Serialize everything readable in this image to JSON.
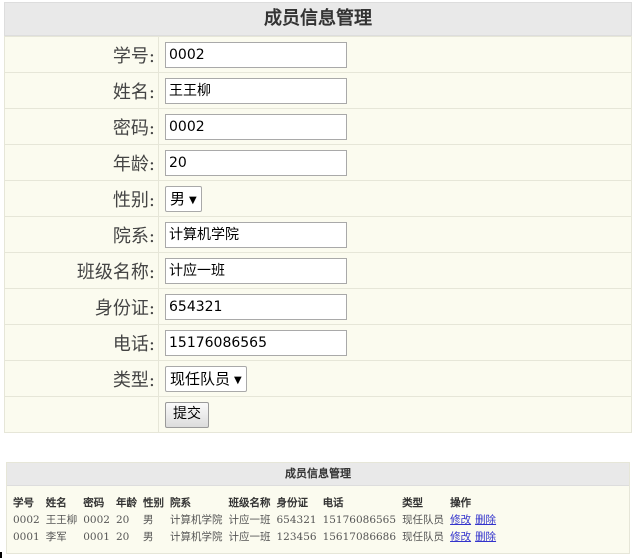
{
  "form": {
    "title": "成员信息管理",
    "fields": {
      "student_id": {
        "label": "学号:",
        "value": "0002"
      },
      "name": {
        "label": "姓名:",
        "value": "王王柳"
      },
      "password": {
        "label": "密码:",
        "value": "0002"
      },
      "age": {
        "label": "年龄:",
        "value": "20"
      },
      "gender": {
        "label": "性别:",
        "value": "男"
      },
      "department": {
        "label": "院系:",
        "value": "计算机学院"
      },
      "class_name": {
        "label": "班级名称:",
        "value": "计应一班"
      },
      "id_card": {
        "label": "身份证:",
        "value": "654321"
      },
      "phone": {
        "label": "电话:",
        "value": "15176086565"
      },
      "type": {
        "label": "类型:",
        "value": "现任队员"
      }
    },
    "submit_label": "提交"
  },
  "list": {
    "title": "成员信息管理",
    "columns": [
      "学号",
      "姓名",
      "密码",
      "年龄",
      "性别",
      "院系",
      "班级名称",
      "身份证",
      "电话",
      "类型",
      "操作"
    ],
    "rows": [
      {
        "student_id": "0002",
        "name": "王王柳",
        "password": "0002",
        "age": "20",
        "gender": "男",
        "department": "计算机学院",
        "class_name": "计应一班",
        "id_card": "654321",
        "phone": "15176086565",
        "type": "现任队员",
        "edit": "修改",
        "delete": "删除"
      },
      {
        "student_id": "0001",
        "name": "李军",
        "password": "0001",
        "age": "20",
        "gender": "男",
        "department": "计算机学院",
        "class_name": "计应一班",
        "id_card": "123456",
        "phone": "15617086686",
        "type": "现任队员",
        "edit": "修改",
        "delete": "删除"
      }
    ]
  }
}
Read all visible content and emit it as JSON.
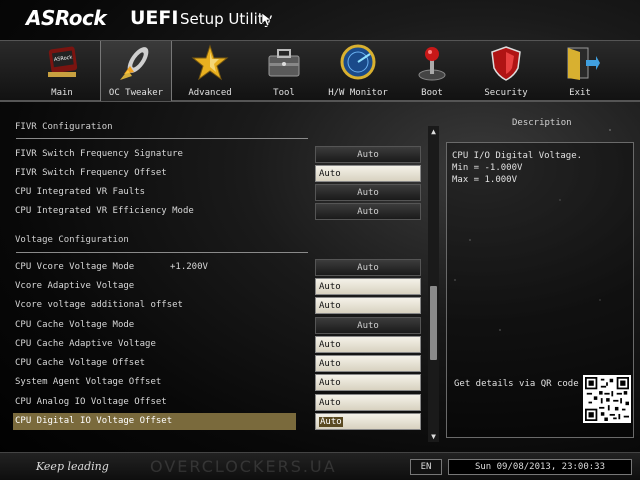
{
  "header": {
    "brand": "ASRock",
    "product": "UEFI",
    "subtitle": "Setup Utility"
  },
  "nav": {
    "tabs": [
      {
        "label": "Main",
        "icon": "main-icon"
      },
      {
        "label": "OC Tweaker",
        "icon": "rocket-icon",
        "active": true
      },
      {
        "label": "Advanced",
        "icon": "star-icon"
      },
      {
        "label": "Tool",
        "icon": "toolbox-icon"
      },
      {
        "label": "H/W Monitor",
        "icon": "radar-icon"
      },
      {
        "label": "Boot",
        "icon": "joystick-icon"
      },
      {
        "label": "Security",
        "icon": "shield-icon"
      },
      {
        "label": "Exit",
        "icon": "exit-door-icon"
      }
    ]
  },
  "settings": {
    "fivr_heading": "FIVR Configuration",
    "voltage_heading": "Voltage Configuration",
    "fivr_rows": [
      {
        "label": "FIVR Switch Frequency Signature",
        "value": "Auto",
        "kind": "button"
      },
      {
        "label": "FIVR Switch Frequency Offset",
        "value": "Auto",
        "kind": "field"
      },
      {
        "label": "CPU Integrated VR Faults",
        "value": "Auto",
        "kind": "button"
      },
      {
        "label": "CPU Integrated VR Efficiency Mode",
        "value": "Auto",
        "kind": "button"
      }
    ],
    "voltage_rows": [
      {
        "label": "CPU Vcore Voltage Mode",
        "extra": "+1.200V",
        "value": "Auto",
        "kind": "button"
      },
      {
        "label": "Vcore Adaptive Voltage",
        "value": "Auto",
        "kind": "field"
      },
      {
        "label": "Vcore voltage additional offset",
        "value": "Auto",
        "kind": "field"
      },
      {
        "label": "CPU Cache Voltage Mode",
        "value": "Auto",
        "kind": "button"
      },
      {
        "label": "CPU Cache Adaptive Voltage",
        "value": "Auto",
        "kind": "field"
      },
      {
        "label": "CPU Cache Voltage Offset",
        "value": "Auto",
        "kind": "field"
      },
      {
        "label": "System Agent Voltage Offset",
        "value": "Auto",
        "kind": "field"
      },
      {
        "label": "CPU Analog IO Voltage Offset",
        "value": "Auto",
        "kind": "field"
      },
      {
        "label": "CPU Digital IO Voltage Offset",
        "value": "Auto",
        "kind": "field",
        "selected": true
      }
    ]
  },
  "description": {
    "title": "Description",
    "lines": [
      "CPU I/O Digital Voltage.",
      "Min = -1.000V",
      "Max = 1.000V"
    ],
    "qr_text": "Get details via QR code"
  },
  "footer": {
    "slogan": "Keep leading",
    "watermark": "OVERCLOCKERS.UA",
    "language": "EN",
    "datetime": "Sun 09/08/2013, 23:00:33"
  }
}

Task:
Retype all entries exactly as they appear, dropping the images.

Result of the task:
Serialize everything readable in this image to JSON.
{
  "form": {
    "title": "成员信息管理",
    "fields": {
      "student_id": {
        "label": "学号:",
        "value": "0002"
      },
      "name": {
        "label": "姓名:",
        "value": "王王柳"
      },
      "password": {
        "label": "密码:",
        "value": "0002"
      },
      "age": {
        "label": "年龄:",
        "value": "20"
      },
      "gender": {
        "label": "性别:",
        "value": "男"
      },
      "department": {
        "label": "院系:",
        "value": "计算机学院"
      },
      "class_name": {
        "label": "班级名称:",
        "value": "计应一班"
      },
      "id_card": {
        "label": "身份证:",
        "value": "654321"
      },
      "phone": {
        "label": "电话:",
        "value": "15176086565"
      },
      "type": {
        "label": "类型:",
        "value": "现任队员"
      }
    },
    "submit_label": "提交"
  },
  "list": {
    "title": "成员信息管理",
    "columns": [
      "学号",
      "姓名",
      "密码",
      "年龄",
      "性别",
      "院系",
      "班级名称",
      "身份证",
      "电话",
      "类型",
      "操作"
    ],
    "rows": [
      {
        "student_id": "0002",
        "name": "王王柳",
        "password": "0002",
        "age": "20",
        "gender": "男",
        "department": "计算机学院",
        "class_name": "计应一班",
        "id_card": "654321",
        "phone": "15176086565",
        "type": "现任队员",
        "edit": "修改",
        "delete": "删除"
      },
      {
        "student_id": "0001",
        "name": "李军",
        "password": "0001",
        "age": "20",
        "gender": "男",
        "department": "计算机学院",
        "class_name": "计应一班",
        "id_card": "123456",
        "phone": "15617086686",
        "type": "现任队员",
        "edit": "修改",
        "delete": "删除"
      }
    ]
  }
}
Read all visible content and emit it as JSON.
{
  "header": {
    "brand": "ASRock",
    "product": "UEFI",
    "subtitle": "Setup Utility"
  },
  "nav": {
    "tabs": [
      {
        "label": "Main",
        "icon": "main-icon"
      },
      {
        "label": "OC Tweaker",
        "icon": "rocket-icon",
        "active": true
      },
      {
        "label": "Advanced",
        "icon": "star-icon"
      },
      {
        "label": "Tool",
        "icon": "toolbox-icon"
      },
      {
        "label": "H/W Monitor",
        "icon": "radar-icon"
      },
      {
        "label": "Boot",
        "icon": "joystick-icon"
      },
      {
        "label": "Security",
        "icon": "shield-icon"
      },
      {
        "label": "Exit",
        "icon": "exit-door-icon"
      }
    ]
  },
  "settings": {
    "fivr_heading": "FIVR Configuration",
    "voltage_heading": "Voltage Configuration",
    "fivr_rows": [
      {
        "label": "FIVR Switch Frequency Signature",
        "value": "Auto",
        "kind": "button"
      },
      {
        "label": "FIVR Switch Frequency Offset",
        "value": "Auto",
        "kind": "field"
      },
      {
        "label": "CPU Integrated VR Faults",
        "value": "Auto",
        "kind": "button"
      },
      {
        "label": "CPU Integrated VR Efficiency Mode",
        "value": "Auto",
        "kind": "button"
      }
    ],
    "voltage_rows": [
      {
        "label": "CPU Vcore Voltage Mode",
        "extra": "+1.200V",
        "value": "Auto",
        "kind": "button"
      },
      {
        "label": "Vcore Adaptive Voltage",
        "value": "Auto",
        "kind": "field"
      },
      {
        "label": "Vcore voltage additional offset",
        "value": "Auto",
        "kind": "field"
      },
      {
        "label": "CPU Cache Voltage Mode",
        "value": "Auto",
        "kind": "button"
      },
      {
        "label": "CPU Cache Adaptive Voltage",
        "value": "Auto",
        "kind": "field"
      },
      {
        "label": "CPU Cache Voltage Offset",
        "value": "Auto",
        "kind": "field"
      },
      {
        "label": "System Agent Voltage Offset",
        "value": "Auto",
        "kind": "field"
      },
      {
        "label": "CPU Analog IO Voltage Offset",
        "value": "Auto",
        "kind": "field"
      },
      {
        "label": "CPU Digital IO Voltage Offset",
        "value": "Auto",
        "kind": "field",
        "selected": true
      }
    ]
  },
  "description": {
    "title": "Description",
    "lines": [
      "CPU I/O Digital Voltage.",
      "Min = -1.000V",
      "Max = 1.000V"
    ],
    "qr_text": "Get details via QR code"
  },
  "footer": {
    "slogan": "Keep leading",
    "watermark": "OVERCLOCKERS.UA",
    "language": "EN",
    "datetime": "Sun 09/08/2013, 23:00:33"
  }
}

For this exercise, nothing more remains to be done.